* _TASKS FOR THIS EXERCISE_
• a. In the notebook excerpt, what does the line that reshapes L inside standardized_means_for_A do, according to its inline comment? Answer in one to three sentences.
• b. Extract the part of the notebook excerpt between "Y_mean = []" and "Y_mean.append(total)", inclusive, character for character.
• c. List the names of all functions that the notebook excerpt defines with def.

* _EXCERPT_
# # # #

In [14]:
import numpy as np
import scipy as sp 
import pandas as pd
from scipy import stats as sps
from sklearn.linear_model import LogisticRegression
from IPython.display import display, Markdown

In [4]:
from datetime import datetime

## Example data from Chapter 2 of "What If?"

In [5]:
ch2data = {
    'L': [0]*8 + [1]*12,
    'A': [0]*4 + [1]*4 + [0]*3 + [1]*9,
    'Y': [0,1] + [0]*5 + [1]*3 + [0] + [1]*6 + [0]*3,
}
ch2names = ['Rheia', 'Kronos', 'Demeter', 'Hades', 'Hestia', 'Poseidon', 'Hera', 
            'Zeus', 'Artemis', 'Apollo', 'Leto', 'Ares', 'Athena', 'Hephaestus', 
            'Aphrodite', 'Cyclope', 'Persephone', 'Hermes', 'Hebe', 'Dionysus']
pd.DataFrame(ch2data, index=ch2names)

Unnamed: 0,L,A,Y
Rheia,0,0,0
Kronos,0,0,1
Demeter,0,0,0
Hades,0,0,0
Hestia,0,1,0
Poseidon,0,1,0
Hera,0,1,0
Zeus,0,1,1
Artemis,1,0,1
Apollo,1,0,1


## Basic function definitions

A utility function for generating all binary vectors of a given length.

In [6]:
def all_binary_vectors(length):
    result = [[]]
    while len(result[0]) < length:
        result = [ vector + [val] for vector in result for val in [False, True] ]
    return result

In [7]:
pd.DataFrame(all_binary_vectors(3))

Unnamed: 0,0,1,2
0,False,False,False
1,False,False,True
2,False,True,False
3,False,True,True
4,True,False,False
5,True,False,True
6,True,True,False
7,True,True,True


Calculate the standardized means for each level of A for a given dataset

In [8]:
def standardized_means_for_A(L, A, Y):
    A = np.array(A)
    Y = np.array(Y)
    L = np.reshape(np.array(L), (len(Y), -1)) # force L to be a 2D array
    A_levels = [False, True]
    L_levels = all_binary_vectors(L.shape[1])
    Y_mean = []
    for a in A_levels:
        total = 0
        for l in L_levels:
            mask_l = (np.product(L == l, axis=1) != 0)
            P_l = np.mean(mask_l)
            Y_given_a_l = np.mean(Y[mask_l * (A == a)])
            total += Y_given_a_l * P_l
        Y_mean.append(total)
    return {
        'A_level': A_levels,
        'Y_mean': Y_mean
    }

In [9]:
pd.DataFrame(standardized_means_for_A(**ch2data))

Unnamed: 0,A_level,Y_mean
0,False,0.5
1,True,0.5


Calculate the inverse probability weighted means for each level of A for a given dataset

In [10]:
def ip_weighted_means_for_A(L, A, Y):
    start = datetime.now()
    A = np.array(A)
    Y = np.array(Y)

# # # #

* _AVAILABLE DATA_
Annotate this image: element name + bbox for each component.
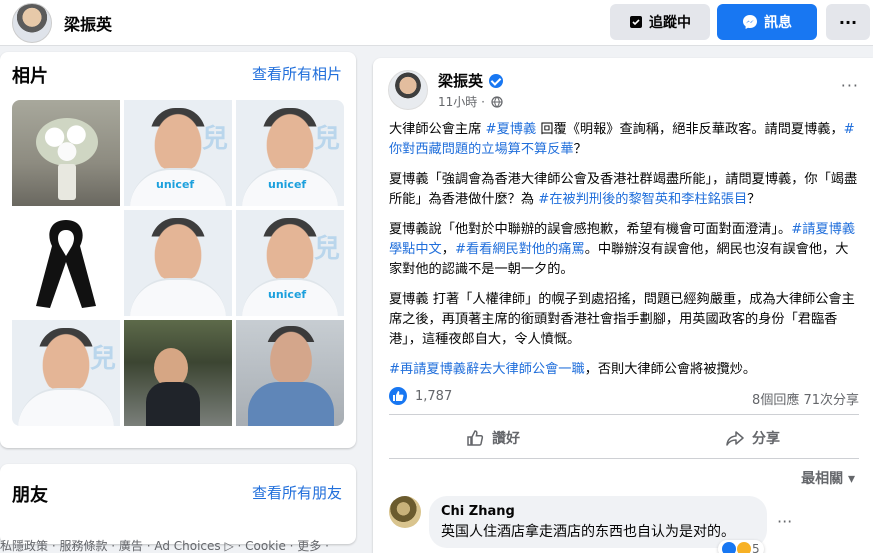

# # # #

* _THE SOLUTIONS_
• a. The line passes L to np.reshape with the shape (len(Y), -1). Its comment says this forces L to be a 2D array.

• b.
Y_mean = []
    for a in A_levels:
        total = 0
        for l in L_levels:
            mask_l = (np.product(L == l, axis=1) != 0)
            P_l = np.mean(mask_l)
            Y_given_a_l = np.mean(Y[mask_l * (A == a)])
            total += Y_given_a_l * P_l
        Y_mean.append(total)

• c.
- all_binary_vectors
- standardized_means_for_A
- ip_weighted_means_for_A